» **YOUR TASK**
Reproduce every entry that follows word for word, but omit the images.
------ RECORDS
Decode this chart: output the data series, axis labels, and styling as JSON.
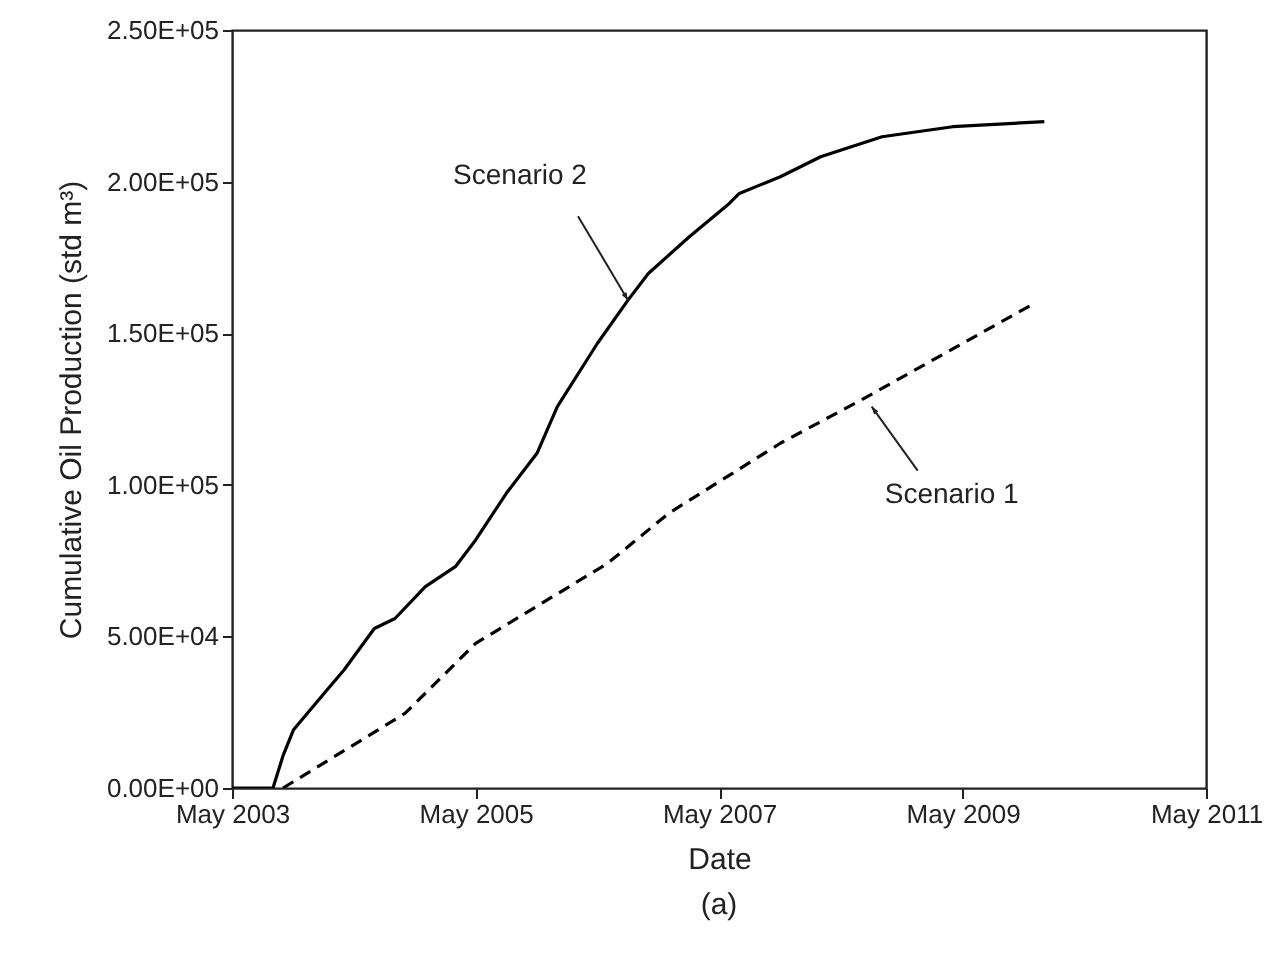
{
  "chart_data": {
    "type": "line",
    "xlabel": "Date",
    "ylabel": "Cumulative Oil Production (std m³)",
    "xlim": [
      "2003-05",
      "2011-05"
    ],
    "xticks": [
      {
        "value": "2003-05",
        "label": "May 2003"
      },
      {
        "value": "2005-05",
        "label": "May 2005"
      },
      {
        "value": "2007-05",
        "label": "May 2007"
      },
      {
        "value": "2009-05",
        "label": "May 2009"
      },
      {
        "value": "2011-05",
        "label": "May 2011"
      }
    ],
    "ylim": [
      0,
      250000
    ],
    "yticks": [
      {
        "value": 0,
        "label": "0.00E+00"
      },
      {
        "value": 50000,
        "label": "5.00E+04"
      },
      {
        "value": 100000,
        "label": "1.00E+05"
      },
      {
        "value": 150000,
        "label": "1.50E+05"
      },
      {
        "value": 200000,
        "label": "2.00E+05"
      },
      {
        "value": 250000,
        "label": "2.50E+05"
      }
    ],
    "series": [
      {
        "color": "#000000",
        "line_style": "dashed",
        "x": [
          "2003-10",
          "2004-10",
          "2005-05",
          "2006-06",
          "2006-12",
          "2007-11",
          "2008-07",
          "2009-12"
        ],
        "values": [
          0,
          24600,
          47700,
          74100,
          90600,
          113700,
          128000,
          159800
        ]
      },
      {
        "color": "#000000",
        "line_style": "solid",
        "x": [
          "2003-05",
          "2003-09",
          "2003-10",
          "2003-11",
          "2004-02",
          "2004-04",
          "2004-07",
          "2004-09",
          "2004-12",
          "2005-03",
          "2005-05",
          "2005-08",
          "2005-11",
          "2006-01",
          "2006-05",
          "2006-08",
          "2006-10",
          "2007-02",
          "2007-06",
          "2007-07",
          "2007-11",
          "2008-03",
          "2008-09",
          "2009-04",
          "2010-01"
        ],
        "values": [
          0,
          0,
          10600,
          19100,
          31200,
          38900,
          52600,
          55900,
          66400,
          73000,
          81800,
          97200,
          110400,
          125800,
          146600,
          160900,
          169700,
          181800,
          192800,
          196100,
          201600,
          208200,
          214800,
          218100,
          219800
        ]
      }
    ],
    "annotations": [
      {
        "text": "Scenario 2",
        "x": "2006-08",
        "y": 160900
      },
      {
        "text": "Scenario 1",
        "x": "2008-08",
        "y": 125800
      },
      "(a)"
    ]
  }
}
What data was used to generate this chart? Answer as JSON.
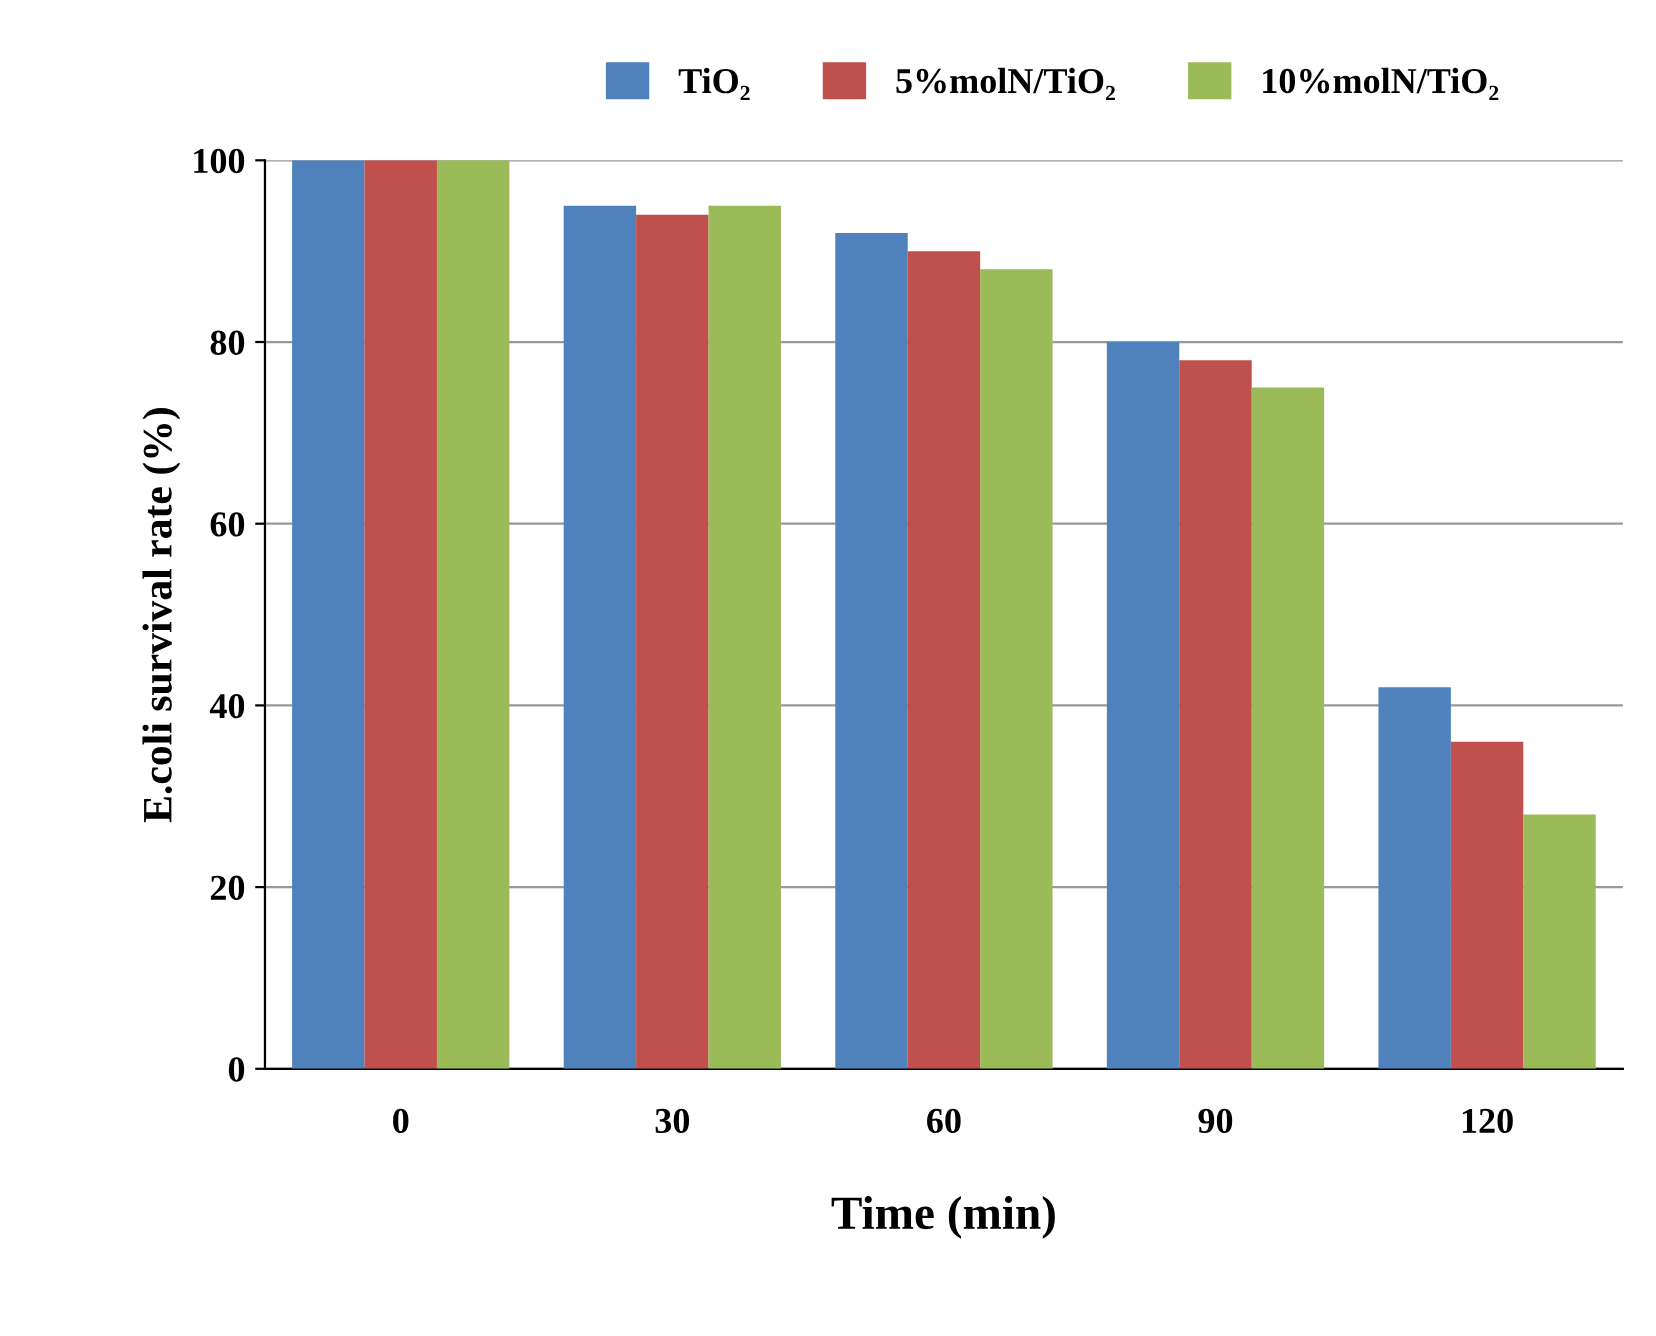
{
  "chart_data": {
    "type": "bar",
    "xlabel": "Time (min)",
    "ylabel": "E.coli survival rate (%)",
    "categories": [
      "0",
      "30",
      "60",
      "90",
      "120"
    ],
    "series": [
      {
        "name": "TiO₂",
        "color": "#4f81bd",
        "values": [
          100,
          95,
          92,
          80,
          42
        ]
      },
      {
        "name": "5%molN/TiO₂",
        "color": "#c0504d",
        "values": [
          100,
          94,
          90,
          78,
          36
        ]
      },
      {
        "name": "10%molN/TiO₂",
        "color": "#9bbb59",
        "values": [
          100,
          95,
          88,
          75,
          28
        ]
      }
    ],
    "ylim": [
      0,
      100
    ],
    "yticks": [
      0,
      20,
      40,
      60,
      80,
      100
    ],
    "grid": "y",
    "legend": "top"
  }
}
------------
» **RESULT OF THE TASK**
Decode this chart: output the data series, axis labels, and styling as JSON.
{
  "chart_data": {
    "type": "line",
    "xlabel": "Date",
    "ylabel": "Cumulative Oil Production (std m³)",
    "xlim": [
      "2003-05",
      "2011-05"
    ],
    "xticks": [
      {
        "value": "2003-05",
        "label": "May 2003"
      },
      {
        "value": "2005-05",
        "label": "May 2005"
      },
      {
        "value": "2007-05",
        "label": "May 2007"
      },
      {
        "value": "2009-05",
        "label": "May 2009"
      },
      {
        "value": "2011-05",
        "label": "May 2011"
      }
    ],
    "ylim": [
      0,
      250000
    ],
    "yticks": [
      {
        "value": 0,
        "label": "0.00E+00"
      },
      {
        "value": 50000,
        "label": "5.00E+04"
      },
      {
        "value": 100000,
        "label": "1.00E+05"
      },
      {
        "value": 150000,
        "label": "1.50E+05"
      },
      {
        "value": 200000,
        "label": "2.00E+05"
      },
      {
        "value": 250000,
        "label": "2.50E+05"
      }
    ],
    "series": [
      {
        "color": "#000000",
        "line_style": "dashed",
        "x": [
          "2003-10",
          "2004-10",
          "2005-05",
          "2006-06",
          "2006-12",
          "2007-11",
          "2008-07",
          "2009-12"
        ],
        "values": [
          0,
          24600,
          47700,
          74100,
          90600,
          113700,
          128000,
          159800
        ]
      },
      {
        "color": "#000000",
        "line_style": "solid",
        "x": [
          "2003-05",
          "2003-09",
          "2003-10",
          "2003-11",
          "2004-02",
          "2004-04",
          "2004-07",
          "2004-09",
          "2004-12",
          "2005-03",
          "2005-05",
          "2005-08",
          "2005-11",
          "2006-01",
          "2006-05",
          "2006-08",
          "2006-10",
          "2007-02",
          "2007-06",
          "2007-07",
          "2007-11",
          "2008-03",
          "2008-09",
          "2009-04",
          "2010-01"
        ],
        "values": [
          0,
          0,
          10600,
          19100,
          31200,
          38900,
          52600,
          55900,
          66400,
          73000,
          81800,
          97200,
          110400,
          125800,
          146600,
          160900,
          169700,
          181800,
          192800,
          196100,
          201600,
          208200,
          214800,
          218100,
          219800
        ]
      }
    ],
    "annotations": [
      {
        "text": "Scenario 2",
        "x": "2006-08",
        "y": 160900
      },
      {
        "text": "Scenario 1",
        "x": "2008-08",
        "y": 125800
      },
      "(a)"
    ]
  }
}
What data was used to generate this chart? Answer as JSON.
{
  "chart_data": {
    "type": "bar",
    "xlabel": "Time (min)",
    "ylabel": "E.coli survival rate (%)",
    "categories": [
      "0",
      "30",
      "60",
      "90",
      "120"
    ],
    "series": [
      {
        "name": "TiO₂",
        "color": "#4f81bd",
        "values": [
          100,
          95,
          92,
          80,
          42
        ]
      },
      {
        "name": "5%molN/TiO₂",
        "color": "#c0504d",
        "values": [
          100,
          94,
          90,
          78,
          36
        ]
      },
      {
        "name": "10%molN/TiO₂",
        "color": "#9bbb59",
        "values": [
          100,
          95,
          88,
          75,
          28
        ]
      }
    ],
    "ylim": [
      0,
      100
    ],
    "yticks": [
      0,
      20,
      40,
      60,
      80,
      100
    ],
    "grid": "y",
    "legend": "top"
  }
}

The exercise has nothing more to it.